A dome somewhere in Berlin |
Back in 1999, while I was taking my Grand European Tour, I met up with an Australian named Scotty in Stockholm, Sweden. Scotty was doing his "walkabout" through Europe before returning home to Melbourne to get married and start his job as a chef.
He and I quickly became friends in that way that travelers do, and after a couple of days of partying in Stockholm, we set out for Berlin and points south, taking the train from Stockholm to Malmö, then catching a ferry over the North Sea, to Sassnitz and thence to Berlin.
Scotty and I on our way to Berlin |
We arrived in Berlin and had to scramble to find a room. Our arrival coincided with the Berlin Marathon and rooms in the central part of the city were scarce. After some frantic dialing and some help from a hotel clerk that took pity on us, we managed to land a room in what was formerly East Berlin, unloaded our gear, and hopped on the U-Bahn for downtown looking to party.
Let me tell you, Scotty knew how to party. That evening was a blur of loud bars, blaring music and lots and lots of booze. As we wandered around that fast-paced city, its streets alive with young people, cars, trains, and bicycles, we encountered many different people, all of whom are, I'm afraid, little more than blurry memories.

▸ GIVEN REQUEST 1: Transcribe the rows beginning with the line containing "data-point-versicolor [293,146,300,154]" and continuing through the line containing "data-point-virginica [465,140,473,148]", both included.

▸ EXCERPTED DATA:
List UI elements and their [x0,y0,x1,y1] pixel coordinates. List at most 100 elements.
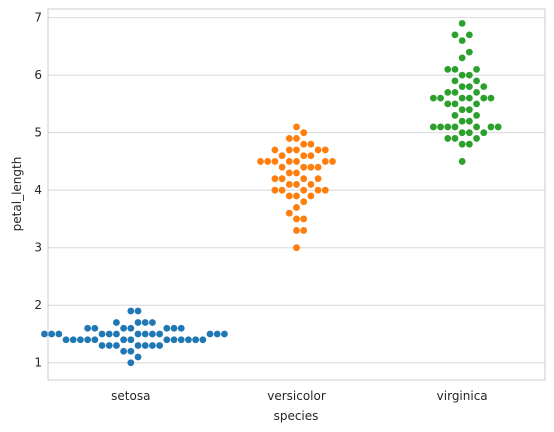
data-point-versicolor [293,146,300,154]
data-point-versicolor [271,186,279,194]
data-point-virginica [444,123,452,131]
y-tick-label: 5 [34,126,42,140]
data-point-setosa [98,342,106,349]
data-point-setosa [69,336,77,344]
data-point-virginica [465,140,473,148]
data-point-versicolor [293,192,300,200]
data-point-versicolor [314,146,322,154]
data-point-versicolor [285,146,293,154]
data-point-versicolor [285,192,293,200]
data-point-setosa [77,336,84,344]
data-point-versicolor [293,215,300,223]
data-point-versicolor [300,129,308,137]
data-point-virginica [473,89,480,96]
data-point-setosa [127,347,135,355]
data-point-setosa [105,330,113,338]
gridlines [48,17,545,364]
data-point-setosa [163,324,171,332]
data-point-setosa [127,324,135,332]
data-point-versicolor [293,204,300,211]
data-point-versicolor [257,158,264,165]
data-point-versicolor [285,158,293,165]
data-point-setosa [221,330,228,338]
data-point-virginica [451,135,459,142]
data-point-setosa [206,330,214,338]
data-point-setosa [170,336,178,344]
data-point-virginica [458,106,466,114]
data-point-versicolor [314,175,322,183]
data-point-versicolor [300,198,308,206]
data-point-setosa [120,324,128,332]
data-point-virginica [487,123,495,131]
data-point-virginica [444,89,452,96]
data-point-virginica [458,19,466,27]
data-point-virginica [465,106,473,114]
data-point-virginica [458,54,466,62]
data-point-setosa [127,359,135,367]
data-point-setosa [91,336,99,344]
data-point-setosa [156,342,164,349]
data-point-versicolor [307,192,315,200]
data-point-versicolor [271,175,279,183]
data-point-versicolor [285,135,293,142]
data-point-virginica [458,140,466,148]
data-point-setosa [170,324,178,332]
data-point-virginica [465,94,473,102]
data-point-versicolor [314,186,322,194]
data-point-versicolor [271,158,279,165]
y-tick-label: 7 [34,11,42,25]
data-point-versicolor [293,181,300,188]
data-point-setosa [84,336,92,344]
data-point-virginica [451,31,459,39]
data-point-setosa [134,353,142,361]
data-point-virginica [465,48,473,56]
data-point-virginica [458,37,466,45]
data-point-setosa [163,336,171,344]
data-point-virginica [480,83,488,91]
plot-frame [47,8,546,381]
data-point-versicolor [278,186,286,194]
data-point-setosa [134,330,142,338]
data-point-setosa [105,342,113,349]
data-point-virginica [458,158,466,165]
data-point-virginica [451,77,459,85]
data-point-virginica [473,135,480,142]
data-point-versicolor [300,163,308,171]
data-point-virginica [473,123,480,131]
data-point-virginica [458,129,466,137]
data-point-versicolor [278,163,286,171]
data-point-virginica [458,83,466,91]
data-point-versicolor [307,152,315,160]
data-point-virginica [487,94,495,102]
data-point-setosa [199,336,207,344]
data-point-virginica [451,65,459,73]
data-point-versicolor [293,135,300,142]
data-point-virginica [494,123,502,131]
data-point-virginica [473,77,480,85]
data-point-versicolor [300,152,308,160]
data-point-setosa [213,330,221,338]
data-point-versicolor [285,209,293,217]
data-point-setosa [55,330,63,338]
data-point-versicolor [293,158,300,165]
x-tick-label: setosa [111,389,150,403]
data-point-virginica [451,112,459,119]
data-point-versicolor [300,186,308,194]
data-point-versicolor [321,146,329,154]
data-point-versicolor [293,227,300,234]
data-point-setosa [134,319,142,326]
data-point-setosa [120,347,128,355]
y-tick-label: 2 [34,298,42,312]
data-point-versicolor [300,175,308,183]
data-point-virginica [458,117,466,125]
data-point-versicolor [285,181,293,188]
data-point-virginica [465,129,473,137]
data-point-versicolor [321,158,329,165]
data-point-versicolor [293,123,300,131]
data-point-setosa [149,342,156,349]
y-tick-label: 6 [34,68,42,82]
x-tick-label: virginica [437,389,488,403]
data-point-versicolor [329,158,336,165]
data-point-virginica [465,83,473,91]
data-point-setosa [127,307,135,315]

--

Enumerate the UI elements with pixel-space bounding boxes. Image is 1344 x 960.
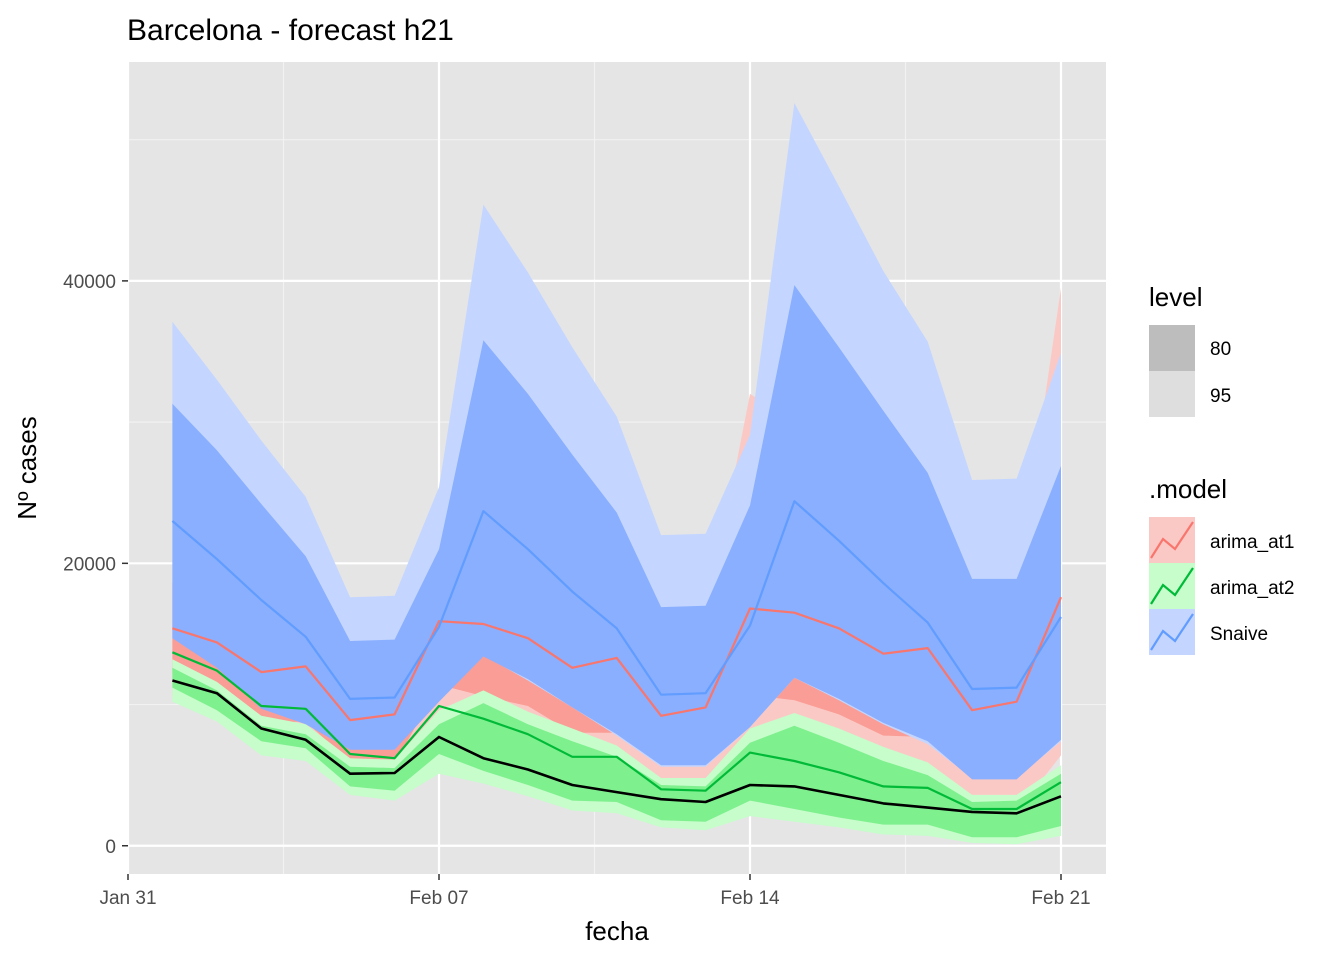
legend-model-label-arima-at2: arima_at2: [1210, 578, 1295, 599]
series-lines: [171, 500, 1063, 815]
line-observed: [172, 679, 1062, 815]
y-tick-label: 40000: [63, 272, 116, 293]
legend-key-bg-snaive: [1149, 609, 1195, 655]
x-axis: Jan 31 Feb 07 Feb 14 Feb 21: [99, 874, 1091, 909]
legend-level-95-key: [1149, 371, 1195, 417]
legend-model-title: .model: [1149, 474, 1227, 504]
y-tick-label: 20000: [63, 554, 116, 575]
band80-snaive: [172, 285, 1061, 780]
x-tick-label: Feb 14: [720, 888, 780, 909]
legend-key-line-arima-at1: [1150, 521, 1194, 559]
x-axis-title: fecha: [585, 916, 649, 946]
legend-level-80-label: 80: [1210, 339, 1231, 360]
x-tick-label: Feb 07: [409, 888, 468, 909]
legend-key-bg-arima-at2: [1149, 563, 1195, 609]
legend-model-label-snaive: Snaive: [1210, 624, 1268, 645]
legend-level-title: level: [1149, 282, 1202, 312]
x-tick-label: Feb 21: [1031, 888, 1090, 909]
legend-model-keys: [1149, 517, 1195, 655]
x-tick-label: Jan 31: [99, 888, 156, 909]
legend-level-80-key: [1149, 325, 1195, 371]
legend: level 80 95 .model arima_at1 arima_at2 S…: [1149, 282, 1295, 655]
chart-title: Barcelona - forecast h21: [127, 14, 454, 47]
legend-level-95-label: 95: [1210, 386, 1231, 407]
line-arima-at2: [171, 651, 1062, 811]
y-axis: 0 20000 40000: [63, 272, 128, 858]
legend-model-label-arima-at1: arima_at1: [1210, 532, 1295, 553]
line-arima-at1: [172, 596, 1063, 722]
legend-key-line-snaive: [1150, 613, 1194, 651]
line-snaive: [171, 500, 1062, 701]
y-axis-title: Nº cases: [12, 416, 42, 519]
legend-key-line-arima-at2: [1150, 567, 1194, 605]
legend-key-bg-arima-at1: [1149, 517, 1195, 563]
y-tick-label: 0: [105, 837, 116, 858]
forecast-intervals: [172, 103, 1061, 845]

▸ GIVEN REQUEST 2: Copy the Berlin travel account word for word, starting with "He and I quickly" and going on through "looking to party.".

▸ FINAL RESULT 1:
data-point-versicolor [293,146,300,154]
data-point-versicolor [271,186,279,194]
data-point-virginica [444,123,452,131]
y-tick-label: 5 [34,126,42,140]
data-point-setosa [98,342,106,349]
data-point-setosa [69,336,77,344]
data-point-virginica [465,140,473,148]

▸ FINAL RESULT 2:
He and I quickly became friends in that way that travelers do, and after a couple of days of partying in Stockholm, we set out for Berlin and points south, taking the train from Stockholm to Malmö, then catching a ferry over the North Sea, to Sassnitz and thence to Berlin.
Scotty and I on our way to Berlin |
We arrived in Berlin and had to scramble to find a room. Our arrival coincided with the Berlin Marathon and rooms in the central part of the city were scarce. After some frantic dialing and some help from a hotel clerk that took pity on us, we managed to land a room in what was formerly East Berlin, unloaded our gear, and hopped on the U-Bahn for downtown looking to party.